Write out every entry exactly as given, but omit the pictures.

--------------------------------

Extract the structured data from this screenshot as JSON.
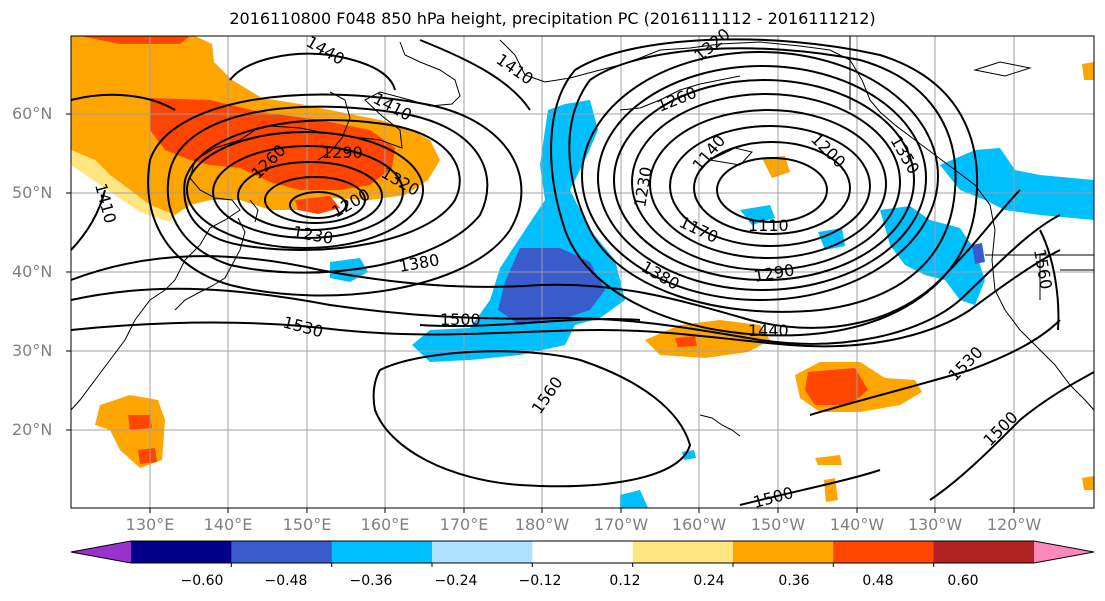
{
  "title": "2016110800 F048 850 hPa height, precipitation PC (2016111112 - 2016111212)",
  "latitude_labels": [
    "60°N",
    "50°N",
    "40°N",
    "30°N",
    "20°N"
  ],
  "longitude_labels": [
    "130°E",
    "140°E",
    "150°E",
    "160°E",
    "170°E",
    "180°W",
    "170°W",
    "160°W",
    "150°W",
    "140°W",
    "130°W",
    "120°W"
  ],
  "contour_labels": [
    "1440",
    "1410",
    "1260",
    "1290",
    "1320",
    "1200",
    "1230",
    "1380",
    "1500",
    "1530",
    "1410",
    "1410",
    "1320",
    "1260",
    "1140",
    "1200",
    "1350",
    "1230",
    "1170",
    "1110",
    "1380",
    "1290",
    "1440",
    "1560",
    "1530",
    "1500",
    "1500",
    "1560"
  ],
  "colorbar": {
    "tick_labels": [
      "−0.60",
      "−0.48",
      "−0.36",
      "−0.24",
      "−0.12",
      "0.12",
      "0.24",
      "0.36",
      "0.48",
      "0.60"
    ],
    "colors": [
      "#9932cc",
      "#00008b",
      "#3a5bcc",
      "#00bfff",
      "#b0e0ff",
      "#ffffff",
      "#ffe680",
      "#ffa500",
      "#ff4500",
      "#b22222",
      "#ff88bb"
    ]
  },
  "colors": {
    "contour": "#000000",
    "coast": "#000000",
    "grid": "#a0a0a0",
    "tick_text": "#808080"
  }
}
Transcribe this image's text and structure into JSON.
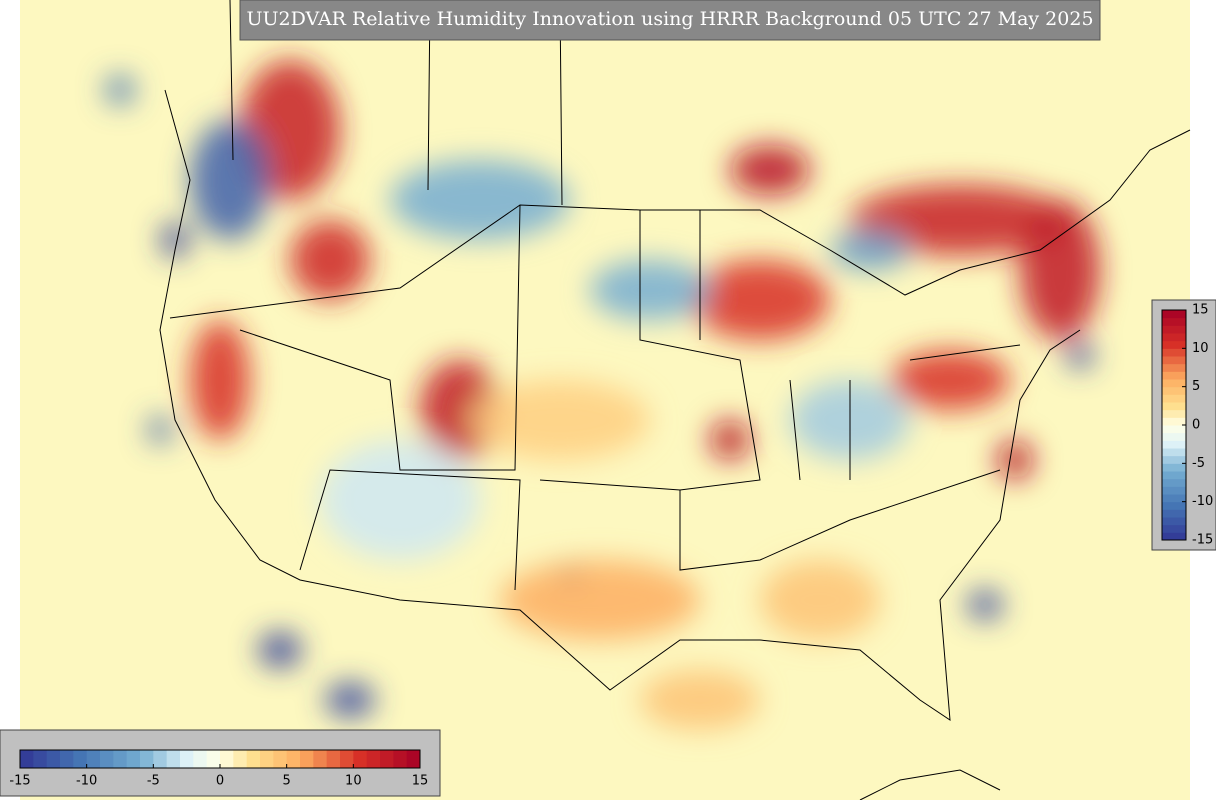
{
  "title": "UU2DVAR Relative Humidity Innovation using HRRR Background 05 UTC 27 May 2025",
  "colorbar_bottom": {
    "lim": [
      -15,
      15
    ],
    "ticks": [
      -15,
      -10,
      -5,
      0,
      5,
      10,
      15
    ]
  },
  "colorbar_right": {
    "lim": [
      -15,
      15
    ],
    "ticks": [
      15,
      10,
      5,
      0,
      -5,
      -10,
      -15
    ]
  }
}
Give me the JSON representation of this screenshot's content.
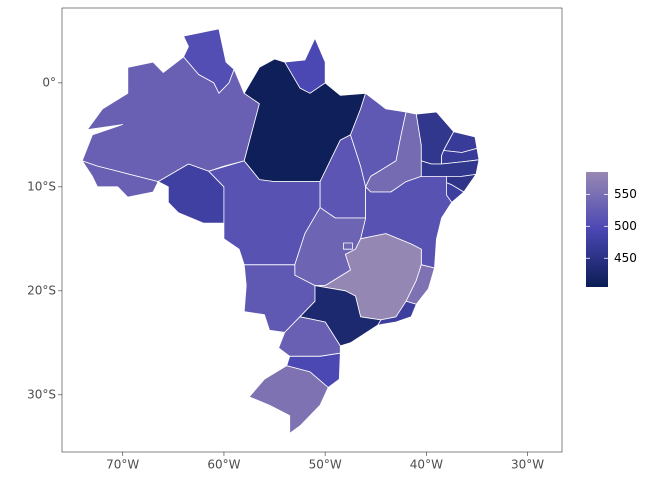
{
  "chart_data": {
    "type": "choropleth",
    "values": [
      505,
      495,
      530,
      530,
      480,
      409,
      510,
      515,
      520,
      545,
      460,
      470,
      470,
      460,
      455,
      475,
      510,
      535,
      540,
      520,
      583,
      555,
      475,
      430,
      530,
      495,
      555
    ],
    "xlim": [
      -76,
      -26.6
    ],
    "ylim": [
      -35.5,
      7.2
    ],
    "xticks": [
      {
        "value": -70,
        "label": "70°W"
      },
      {
        "value": -60,
        "label": "60°W"
      },
      {
        "value": -50,
        "label": "50°W"
      },
      {
        "value": -40,
        "label": "40°W"
      },
      {
        "value": -30,
        "label": "30°W"
      }
    ],
    "yticks": [
      {
        "value": 0,
        "label": "0°"
      },
      {
        "value": -10,
        "label": "10°S"
      },
      {
        "value": -20,
        "label": "20°S"
      },
      {
        "value": -30,
        "label": "30°S"
      }
    ],
    "colorbar": {
      "lim": [
        405,
        585
      ],
      "ticks": [
        450,
        500,
        550
      ],
      "colors": [
        "#0b1d55",
        "#4b47b3",
        "#9788b3"
      ]
    }
  }
}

--------------------------------

▸ **ANSWER BELOW**
Extract the structured data from this screenshot as JSON.
{
  "title": "2016110800 F048 850 hPa height, precipitation PC (2016111112 - 2016111212)",
  "latitude_labels": [
    "60°N",
    "50°N",
    "40°N",
    "30°N",
    "20°N"
  ],
  "longitude_labels": [
    "130°E",
    "140°E",
    "150°E",
    "160°E",
    "170°E",
    "180°W",
    "170°W",
    "160°W",
    "150°W",
    "140°W",
    "130°W",
    "120°W"
  ],
  "contour_labels": [
    "1440",
    "1410",
    "1260",
    "1290",
    "1320",
    "1200",
    "1230",
    "1380",
    "1500",
    "1530",
    "1410",
    "1410",
    "1320",
    "1260",
    "1140",
    "1200",
    "1350",
    "1230",
    "1170",
    "1110",
    "1380",
    "1290",
    "1440",
    "1560",
    "1530",
    "1500",
    "1500",
    "1560"
  ],
  "colorbar": {
    "tick_labels": [
      "−0.60",
      "−0.48",
      "−0.36",
      "−0.24",
      "−0.12",
      "0.12",
      "0.24",
      "0.36",
      "0.48",
      "0.60"
    ],
    "colors": [
      "#9932cc",
      "#00008b",
      "#3a5bcc",
      "#00bfff",
      "#b0e0ff",
      "#ffffff",
      "#ffe680",
      "#ffa500",
      "#ff4500",
      "#b22222",
      "#ff88bb"
    ]
  },
  "colors": {
    "contour": "#000000",
    "coast": "#000000",
    "grid": "#a0a0a0",
    "tick_text": "#808080"
  }
}
Transcribe this image's text and structure into JSON.
{
  "title": "UU2DVAR Relative Humidity Innovation using HRRR Background 05 UTC 27 May 2025",
  "colorbar_bottom": {
    "lim": [
      -15,
      15
    ],
    "ticks": [
      -15,
      -10,
      -5,
      0,
      5,
      10,
      15
    ]
  },
  "colorbar_right": {
    "lim": [
      -15,
      15
    ],
    "ticks": [
      15,
      10,
      5,
      0,
      -5,
      -10,
      -15
    ]
  }
}
Give me the JSON representation of this screenshot's content.
{
  "chart_data": {
    "type": "choropleth",
    "values": [
      505,
      495,
      530,
      530,
      480,
      409,
      510,
      515,
      520,
      545,
      460,
      470,
      470,
      460,
      455,
      475,
      510,
      535,
      540,
      520,
      583,
      555,
      475,
      430,
      530,
      495,
      555
    ],
    "xlim": [
      -76,
      -26.6
    ],
    "ylim": [
      -35.5,
      7.2
    ],
    "xticks": [
      {
        "value": -70,
        "label": "70°W"
      },
      {
        "value": -60,
        "label": "60°W"
      },
      {
        "value": -50,
        "label": "50°W"
      },
      {
        "value": -40,
        "label": "40°W"
      },
      {
        "value": -30,
        "label": "30°W"
      }
    ],
    "yticks": [
      {
        "value": 0,
        "label": "0°"
      },
      {
        "value": -10,
        "label": "10°S"
      },
      {
        "value": -20,
        "label": "20°S"
      },
      {
        "value": -30,
        "label": "30°S"
      }
    ],
    "colorbar": {
      "lim": [
        405,
        585
      ],
      "ticks": [
        450,
        500,
        550
      ],
      "colors": [
        "#0b1d55",
        "#4b47b3",
        "#9788b3"
      ]
    }
  }
}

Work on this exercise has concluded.